**Requirements**
Below are some records; reproduce every one of them exactly.

**Listed records**
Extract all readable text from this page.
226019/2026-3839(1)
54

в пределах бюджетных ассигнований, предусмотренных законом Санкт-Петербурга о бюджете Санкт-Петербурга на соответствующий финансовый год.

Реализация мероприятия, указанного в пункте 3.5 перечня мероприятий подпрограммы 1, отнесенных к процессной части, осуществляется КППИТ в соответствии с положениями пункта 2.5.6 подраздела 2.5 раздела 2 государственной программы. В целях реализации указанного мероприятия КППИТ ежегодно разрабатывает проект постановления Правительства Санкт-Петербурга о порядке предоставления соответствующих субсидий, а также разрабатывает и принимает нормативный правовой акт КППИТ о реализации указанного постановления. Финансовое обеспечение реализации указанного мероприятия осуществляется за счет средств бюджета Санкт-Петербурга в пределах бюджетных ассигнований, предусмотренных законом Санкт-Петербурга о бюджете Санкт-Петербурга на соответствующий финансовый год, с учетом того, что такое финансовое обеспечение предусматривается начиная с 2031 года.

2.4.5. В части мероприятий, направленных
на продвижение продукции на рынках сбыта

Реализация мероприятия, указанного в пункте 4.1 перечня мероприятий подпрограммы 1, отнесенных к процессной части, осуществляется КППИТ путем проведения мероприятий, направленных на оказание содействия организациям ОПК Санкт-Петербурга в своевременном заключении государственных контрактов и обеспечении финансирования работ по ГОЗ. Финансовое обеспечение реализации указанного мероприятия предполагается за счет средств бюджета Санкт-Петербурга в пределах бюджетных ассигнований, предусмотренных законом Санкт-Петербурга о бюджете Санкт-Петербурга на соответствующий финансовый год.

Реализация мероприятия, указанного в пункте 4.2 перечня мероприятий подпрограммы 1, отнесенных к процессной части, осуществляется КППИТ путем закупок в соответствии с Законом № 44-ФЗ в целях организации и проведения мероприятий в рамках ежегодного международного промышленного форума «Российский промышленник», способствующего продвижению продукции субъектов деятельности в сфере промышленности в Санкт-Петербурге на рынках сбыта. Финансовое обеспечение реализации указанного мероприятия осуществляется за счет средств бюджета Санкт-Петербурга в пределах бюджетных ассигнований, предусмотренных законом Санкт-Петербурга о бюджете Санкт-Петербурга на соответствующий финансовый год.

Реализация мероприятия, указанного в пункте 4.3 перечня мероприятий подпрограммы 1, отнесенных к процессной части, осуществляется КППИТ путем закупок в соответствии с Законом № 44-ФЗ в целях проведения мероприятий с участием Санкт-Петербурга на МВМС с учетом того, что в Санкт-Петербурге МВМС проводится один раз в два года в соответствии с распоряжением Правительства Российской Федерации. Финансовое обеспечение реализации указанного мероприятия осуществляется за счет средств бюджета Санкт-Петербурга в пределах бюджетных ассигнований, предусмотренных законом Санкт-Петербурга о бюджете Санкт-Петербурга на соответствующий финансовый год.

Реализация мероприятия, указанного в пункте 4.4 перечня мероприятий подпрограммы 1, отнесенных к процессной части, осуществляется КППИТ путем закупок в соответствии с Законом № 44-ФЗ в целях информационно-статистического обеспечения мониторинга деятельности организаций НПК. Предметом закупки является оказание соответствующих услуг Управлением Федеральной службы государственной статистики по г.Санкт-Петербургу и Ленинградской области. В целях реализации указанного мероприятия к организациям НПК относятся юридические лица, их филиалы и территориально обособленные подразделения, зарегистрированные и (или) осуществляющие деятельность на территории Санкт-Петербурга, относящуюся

**Exercise solution**
Extract all readable text from this page.
226019/2026-3839(1)
54

в пределах бюджетных ассигнований, предусмотренных законом Санкт-Петербурга о бюджете Санкт-Петербурга на соответствующий финансовый год.

Реализация мероприятия, указанного в пункте 3.5 перечня мероприятий подпрограммы 1, отнесенных к процессной части, осуществляется КППИТ в соответствии с положениями пункта 2.5.6 подраздела 2.5 раздела 2 государственной программы. В целях реализации указанного мероприятия КППИТ ежегодно разрабатывает проект постановления Правительства Санкт-Петербурга о порядке предоставления соответствующих субсидий, а также разрабатывает и принимает нормативный правовой акт КППИТ о реализации указанного постановления. Финансовое обеспечение реализации указанного мероприятия осуществляется за счет средств бюджета Санкт-Петербурга в пределах бюджетных ассигнований, предусмотренных законом Санкт-Петербурга о бюджете Санкт-Петербурга на соответствующий финансовый год, с учетом того, что такое финансовое обеспечение предусматривается начиная с 2031 года.

2.4.5. В части мероприятий, направленных
на продвижение продукции на рынках сбыта

Реализация мероприятия, указанного в пункте 4.1 перечня мероприятий подпрограммы 1, отнесенных к процессной части, осуществляется КППИТ путем проведения мероприятий, направленных на оказание содействия организациям ОПК Санкт-Петербурга в своевременном заключении государственных контрактов и обеспечении финансирования работ по ГОЗ. Финансовое обеспечение реализации указанного мероприятия предполагается за счет средств бюджета Санкт-Петербурга в пределах бюджетных ассигнований, предусмотренных законом Санкт-Петербурга о бюджете Санкт-Петербурга на соответствующий финансовый год.

Реализация мероприятия, указанного в пункте 4.2 перечня мероприятий подпрограммы 1, отнесенных к процессной части, осуществляется КППИТ путем закупок в соответствии с Законом № 44-ФЗ в целях организации и проведения мероприятий в рамках ежегодного международного промышленного форума «Российский промышленник», способствующего продвижению продукции субъектов деятельности в сфере промышленности в Санкт-Петербурге на рынках сбыта. Финансовое обеспечение реализации указанного мероприятия осуществляется за счет средств бюджета Санкт-Петербурга в пределах бюджетных ассигнований, предусмотренных законом Санкт-Петербурга о бюджете Санкт-Петербурга на соответствующий финансовый год.

Реализация мероприятия, указанного в пункте 4.3 перечня мероприятий подпрограммы 1, отнесенных к процессной части, осуществляется КППИТ путем закупок в соответствии с Законом № 44-ФЗ в целях проведения мероприятий с участием Санкт-Петербурга на МВМС с учетом того, что в Санкт-Петербурге МВМС проводится один раз в два года в соответствии с распоряжением Правительства Российской Федерации. Финансовое обеспечение реализации указанного мероприятия осуществляется за счет средств бюджета Санкт-Петербурга в пределах бюджетных ассигнований, предусмотренных законом Санкт-Петербурга о бюджете Санкт-Петербурга на соответствующий финансовый год.

Реализация мероприятия, указанного в пункте 4.4 перечня мероприятий подпрограммы 1, отнесенных к процессной части, осуществляется КППИТ путем закупок в соответствии с Законом № 44-ФЗ в целях информационно-статистического обеспечения мониторинга деятельности организаций НПК. Предметом закупки является оказание соответствующих услуг Управлением Федеральной службы государственной статистики по г.Санкт-Петербургу и Ленинградской области. В целях реализации указанного мероприятия к организациям НПК относятся юридические лица, их филиалы и территориально обособленные подразделения, зарегистрированные и (или) осуществляющие деятельность на территории Санкт-Петербурга, относящуюся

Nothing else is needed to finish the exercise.